What the task requires: Omit images. Retype all entries verbatim.

Task inputs:
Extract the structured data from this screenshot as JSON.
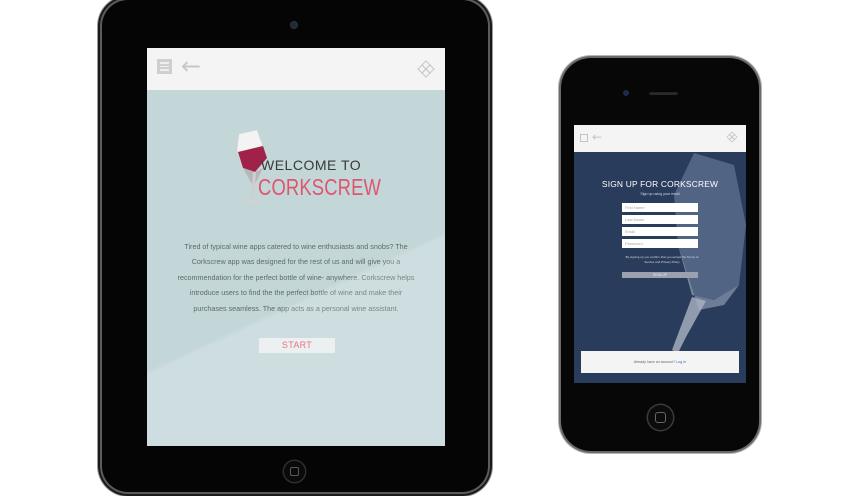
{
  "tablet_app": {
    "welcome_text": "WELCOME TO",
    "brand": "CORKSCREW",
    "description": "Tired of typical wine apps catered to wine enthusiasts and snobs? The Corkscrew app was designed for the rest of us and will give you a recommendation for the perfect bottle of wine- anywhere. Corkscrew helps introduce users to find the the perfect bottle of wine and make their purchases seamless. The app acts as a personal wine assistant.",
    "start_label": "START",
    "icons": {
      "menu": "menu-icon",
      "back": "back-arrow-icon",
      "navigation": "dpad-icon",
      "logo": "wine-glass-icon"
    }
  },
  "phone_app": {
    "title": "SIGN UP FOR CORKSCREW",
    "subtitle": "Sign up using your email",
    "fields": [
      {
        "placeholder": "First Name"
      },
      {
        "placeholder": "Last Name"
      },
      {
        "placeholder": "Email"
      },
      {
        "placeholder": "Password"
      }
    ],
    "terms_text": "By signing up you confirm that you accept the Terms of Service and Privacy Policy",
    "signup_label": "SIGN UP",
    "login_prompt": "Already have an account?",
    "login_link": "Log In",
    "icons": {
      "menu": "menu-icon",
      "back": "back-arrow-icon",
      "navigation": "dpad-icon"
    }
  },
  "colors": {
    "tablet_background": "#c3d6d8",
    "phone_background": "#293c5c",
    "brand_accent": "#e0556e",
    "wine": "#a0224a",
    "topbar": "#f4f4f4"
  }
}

Solution to this exercise:
Extract the structured data from this screenshot as JSON.
{
  "tablet_app": {
    "welcome_text": "WELCOME TO",
    "brand": "CORKSCREW",
    "description": "Tired of typical wine apps catered to wine enthusiasts and snobs? The Corkscrew app was designed for the rest of us and will give you a recommendation for the perfect bottle of wine- anywhere. Corkscrew helps introduce users to find the the perfect bottle of wine and make their purchases seamless. The app acts as a personal wine assistant.",
    "start_label": "START",
    "icons": {
      "menu": "menu-icon",
      "back": "back-arrow-icon",
      "navigation": "dpad-icon",
      "logo": "wine-glass-icon"
    }
  },
  "phone_app": {
    "title": "SIGN UP FOR CORKSCREW",
    "subtitle": "Sign up using your email",
    "fields": [
      {
        "placeholder": "First Name"
      },
      {
        "placeholder": "Last Name"
      },
      {
        "placeholder": "Email"
      },
      {
        "placeholder": "Password"
      }
    ],
    "terms_text": "By signing up you confirm that you accept the Terms of Service and Privacy Policy",
    "signup_label": "SIGN UP",
    "login_prompt": "Already have an account?",
    "login_link": "Log In",
    "icons": {
      "menu": "menu-icon",
      "back": "back-arrow-icon",
      "navigation": "dpad-icon"
    }
  },
  "colors": {
    "tablet_background": "#c3d6d8",
    "phone_background": "#293c5c",
    "brand_accent": "#e0556e",
    "wine": "#a0224a",
    "topbar": "#f4f4f4"
  }
}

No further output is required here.